What the task requires: Identify the lines that contain the string "финансового" and copy all of them.

Dataset records:
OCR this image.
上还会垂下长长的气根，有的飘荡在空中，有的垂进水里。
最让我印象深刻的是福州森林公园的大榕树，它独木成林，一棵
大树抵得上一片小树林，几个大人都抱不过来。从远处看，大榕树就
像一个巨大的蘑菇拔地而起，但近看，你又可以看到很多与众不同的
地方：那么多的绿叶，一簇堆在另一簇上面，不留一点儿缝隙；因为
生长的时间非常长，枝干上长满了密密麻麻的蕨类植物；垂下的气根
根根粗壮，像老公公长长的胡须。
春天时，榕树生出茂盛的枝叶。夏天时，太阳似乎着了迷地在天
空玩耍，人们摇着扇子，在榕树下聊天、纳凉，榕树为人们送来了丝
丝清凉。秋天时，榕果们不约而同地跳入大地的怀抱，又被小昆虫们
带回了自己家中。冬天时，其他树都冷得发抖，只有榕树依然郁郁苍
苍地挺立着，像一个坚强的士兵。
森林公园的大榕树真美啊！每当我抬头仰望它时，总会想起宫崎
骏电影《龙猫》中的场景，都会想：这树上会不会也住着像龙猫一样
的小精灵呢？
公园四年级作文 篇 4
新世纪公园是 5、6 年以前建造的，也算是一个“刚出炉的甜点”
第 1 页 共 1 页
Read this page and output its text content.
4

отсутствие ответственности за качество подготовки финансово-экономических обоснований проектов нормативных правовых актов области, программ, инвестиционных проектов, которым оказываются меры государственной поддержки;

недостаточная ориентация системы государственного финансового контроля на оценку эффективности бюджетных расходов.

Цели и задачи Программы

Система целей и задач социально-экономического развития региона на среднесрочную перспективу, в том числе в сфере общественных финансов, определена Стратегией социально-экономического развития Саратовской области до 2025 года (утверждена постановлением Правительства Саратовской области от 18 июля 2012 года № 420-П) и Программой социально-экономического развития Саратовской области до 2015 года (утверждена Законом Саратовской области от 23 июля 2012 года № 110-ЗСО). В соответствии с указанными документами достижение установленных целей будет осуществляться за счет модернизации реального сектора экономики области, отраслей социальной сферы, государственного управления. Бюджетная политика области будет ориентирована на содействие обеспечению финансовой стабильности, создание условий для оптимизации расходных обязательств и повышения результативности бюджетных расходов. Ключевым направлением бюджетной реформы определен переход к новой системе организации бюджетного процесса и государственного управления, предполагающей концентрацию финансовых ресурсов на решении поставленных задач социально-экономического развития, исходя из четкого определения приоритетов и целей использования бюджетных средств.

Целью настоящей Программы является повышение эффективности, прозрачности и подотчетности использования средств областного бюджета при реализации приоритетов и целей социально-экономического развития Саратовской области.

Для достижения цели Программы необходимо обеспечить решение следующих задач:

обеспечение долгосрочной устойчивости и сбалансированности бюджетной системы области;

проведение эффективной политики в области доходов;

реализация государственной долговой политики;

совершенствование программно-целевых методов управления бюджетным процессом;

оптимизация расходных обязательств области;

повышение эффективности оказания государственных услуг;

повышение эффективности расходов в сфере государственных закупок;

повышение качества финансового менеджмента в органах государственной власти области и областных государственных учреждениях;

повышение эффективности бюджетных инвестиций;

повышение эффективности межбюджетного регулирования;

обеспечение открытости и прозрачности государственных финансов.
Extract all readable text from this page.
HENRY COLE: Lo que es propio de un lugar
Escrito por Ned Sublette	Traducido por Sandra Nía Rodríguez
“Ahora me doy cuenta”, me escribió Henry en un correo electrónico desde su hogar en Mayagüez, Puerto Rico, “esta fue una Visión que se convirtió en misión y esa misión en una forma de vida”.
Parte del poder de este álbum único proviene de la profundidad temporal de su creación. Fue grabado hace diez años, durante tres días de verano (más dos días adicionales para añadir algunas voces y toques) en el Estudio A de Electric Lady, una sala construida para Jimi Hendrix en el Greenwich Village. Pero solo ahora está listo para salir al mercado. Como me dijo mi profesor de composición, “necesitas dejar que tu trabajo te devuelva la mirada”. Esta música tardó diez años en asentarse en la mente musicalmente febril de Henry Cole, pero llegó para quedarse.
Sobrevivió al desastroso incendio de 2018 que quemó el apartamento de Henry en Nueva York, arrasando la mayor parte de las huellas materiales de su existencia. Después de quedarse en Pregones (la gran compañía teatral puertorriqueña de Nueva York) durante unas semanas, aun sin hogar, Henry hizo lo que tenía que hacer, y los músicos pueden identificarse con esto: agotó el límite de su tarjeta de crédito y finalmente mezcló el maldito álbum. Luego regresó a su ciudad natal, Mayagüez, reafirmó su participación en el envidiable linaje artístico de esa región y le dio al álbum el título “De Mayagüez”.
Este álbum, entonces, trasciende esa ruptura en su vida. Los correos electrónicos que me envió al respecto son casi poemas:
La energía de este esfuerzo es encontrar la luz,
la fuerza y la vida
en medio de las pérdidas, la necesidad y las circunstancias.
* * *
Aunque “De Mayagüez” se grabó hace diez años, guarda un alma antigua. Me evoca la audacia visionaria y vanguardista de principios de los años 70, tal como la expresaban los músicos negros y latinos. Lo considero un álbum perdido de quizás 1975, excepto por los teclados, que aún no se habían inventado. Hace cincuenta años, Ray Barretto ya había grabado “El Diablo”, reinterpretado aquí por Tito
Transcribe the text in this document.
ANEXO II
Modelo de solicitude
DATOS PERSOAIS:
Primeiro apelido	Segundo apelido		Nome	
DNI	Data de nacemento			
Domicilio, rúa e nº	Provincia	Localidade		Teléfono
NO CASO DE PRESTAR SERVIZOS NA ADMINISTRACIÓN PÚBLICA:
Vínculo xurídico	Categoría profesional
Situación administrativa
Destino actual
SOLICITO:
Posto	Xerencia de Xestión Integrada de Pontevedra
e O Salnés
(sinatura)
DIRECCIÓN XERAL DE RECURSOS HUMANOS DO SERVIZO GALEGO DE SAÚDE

Response to the task:
недостаточная ориентация системы государственного финансового контроля на оценку эффективности бюджетных расходов.
повышение качества финансового менеджмента в органах государственной власти области и областных государственных учреждениях;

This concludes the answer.